PROBLEM TO WORK ON
In how many lines of the data does the word "haircare" appear? Give the number by itself.

PROVIDED INFORMATION
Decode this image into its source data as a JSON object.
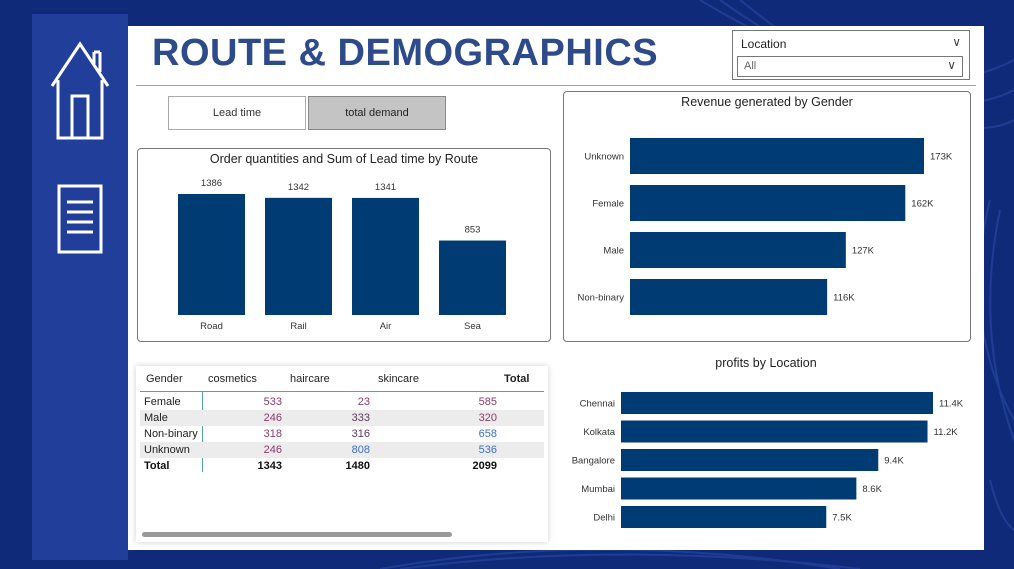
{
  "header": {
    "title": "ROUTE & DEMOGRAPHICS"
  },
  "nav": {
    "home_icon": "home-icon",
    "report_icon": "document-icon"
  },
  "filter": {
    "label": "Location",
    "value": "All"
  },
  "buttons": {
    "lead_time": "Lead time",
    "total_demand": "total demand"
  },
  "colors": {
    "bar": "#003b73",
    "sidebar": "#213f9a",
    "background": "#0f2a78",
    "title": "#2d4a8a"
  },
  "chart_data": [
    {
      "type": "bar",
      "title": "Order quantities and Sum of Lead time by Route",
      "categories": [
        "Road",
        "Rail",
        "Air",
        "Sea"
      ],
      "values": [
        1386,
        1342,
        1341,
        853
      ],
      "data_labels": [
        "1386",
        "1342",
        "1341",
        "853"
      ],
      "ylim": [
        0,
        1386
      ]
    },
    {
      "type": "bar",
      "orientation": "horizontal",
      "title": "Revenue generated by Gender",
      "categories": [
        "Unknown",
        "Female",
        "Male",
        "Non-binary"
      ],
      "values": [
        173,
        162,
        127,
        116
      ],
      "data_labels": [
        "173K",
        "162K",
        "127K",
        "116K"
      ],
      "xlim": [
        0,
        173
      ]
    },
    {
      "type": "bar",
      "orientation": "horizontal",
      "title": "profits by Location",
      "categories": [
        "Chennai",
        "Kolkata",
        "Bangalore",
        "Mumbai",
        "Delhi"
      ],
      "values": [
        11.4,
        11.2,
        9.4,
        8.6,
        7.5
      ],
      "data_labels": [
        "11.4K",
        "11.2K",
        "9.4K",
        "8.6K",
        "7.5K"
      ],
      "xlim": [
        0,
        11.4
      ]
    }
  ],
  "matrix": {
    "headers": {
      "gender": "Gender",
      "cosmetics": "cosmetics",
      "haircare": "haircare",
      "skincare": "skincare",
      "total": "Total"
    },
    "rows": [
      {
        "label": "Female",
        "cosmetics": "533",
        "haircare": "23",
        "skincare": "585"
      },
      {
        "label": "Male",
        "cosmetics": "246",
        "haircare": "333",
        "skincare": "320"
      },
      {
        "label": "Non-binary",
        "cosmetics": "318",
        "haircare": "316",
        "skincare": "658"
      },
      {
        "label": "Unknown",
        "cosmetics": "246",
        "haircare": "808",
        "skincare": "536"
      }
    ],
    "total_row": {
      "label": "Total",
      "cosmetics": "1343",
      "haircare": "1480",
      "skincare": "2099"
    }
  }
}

* * *

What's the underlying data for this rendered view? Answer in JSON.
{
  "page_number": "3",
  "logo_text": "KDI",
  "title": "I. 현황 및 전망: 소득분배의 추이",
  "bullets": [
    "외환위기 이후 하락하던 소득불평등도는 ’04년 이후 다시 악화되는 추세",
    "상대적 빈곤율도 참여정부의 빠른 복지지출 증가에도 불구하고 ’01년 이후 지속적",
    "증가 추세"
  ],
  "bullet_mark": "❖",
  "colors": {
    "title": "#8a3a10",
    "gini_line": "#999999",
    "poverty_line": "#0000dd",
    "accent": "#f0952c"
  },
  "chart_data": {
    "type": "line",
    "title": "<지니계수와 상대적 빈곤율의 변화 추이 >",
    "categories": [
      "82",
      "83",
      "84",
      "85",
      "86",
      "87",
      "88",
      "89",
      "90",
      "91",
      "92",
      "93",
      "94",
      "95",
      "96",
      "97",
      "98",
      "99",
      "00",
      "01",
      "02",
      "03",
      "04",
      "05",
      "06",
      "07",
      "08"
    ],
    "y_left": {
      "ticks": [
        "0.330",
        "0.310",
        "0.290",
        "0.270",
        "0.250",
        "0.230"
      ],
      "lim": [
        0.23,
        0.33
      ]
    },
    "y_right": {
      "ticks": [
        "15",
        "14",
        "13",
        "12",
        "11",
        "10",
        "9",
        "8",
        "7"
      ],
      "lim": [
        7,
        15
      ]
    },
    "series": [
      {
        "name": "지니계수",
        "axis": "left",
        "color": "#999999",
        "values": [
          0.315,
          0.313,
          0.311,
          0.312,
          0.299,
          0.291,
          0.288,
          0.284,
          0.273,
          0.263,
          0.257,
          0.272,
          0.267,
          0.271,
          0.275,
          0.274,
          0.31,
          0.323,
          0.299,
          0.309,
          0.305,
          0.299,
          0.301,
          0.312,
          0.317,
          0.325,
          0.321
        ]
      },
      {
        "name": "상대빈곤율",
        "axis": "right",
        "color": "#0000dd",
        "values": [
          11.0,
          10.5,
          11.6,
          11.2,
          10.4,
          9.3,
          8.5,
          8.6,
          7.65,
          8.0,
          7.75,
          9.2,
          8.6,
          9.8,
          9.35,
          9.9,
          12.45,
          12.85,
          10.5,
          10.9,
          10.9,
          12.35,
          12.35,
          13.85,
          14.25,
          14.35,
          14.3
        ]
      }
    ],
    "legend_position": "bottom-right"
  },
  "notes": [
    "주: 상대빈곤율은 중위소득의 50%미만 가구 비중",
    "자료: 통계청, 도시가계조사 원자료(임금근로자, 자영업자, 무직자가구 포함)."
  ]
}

WRITTEN SOLUTION
6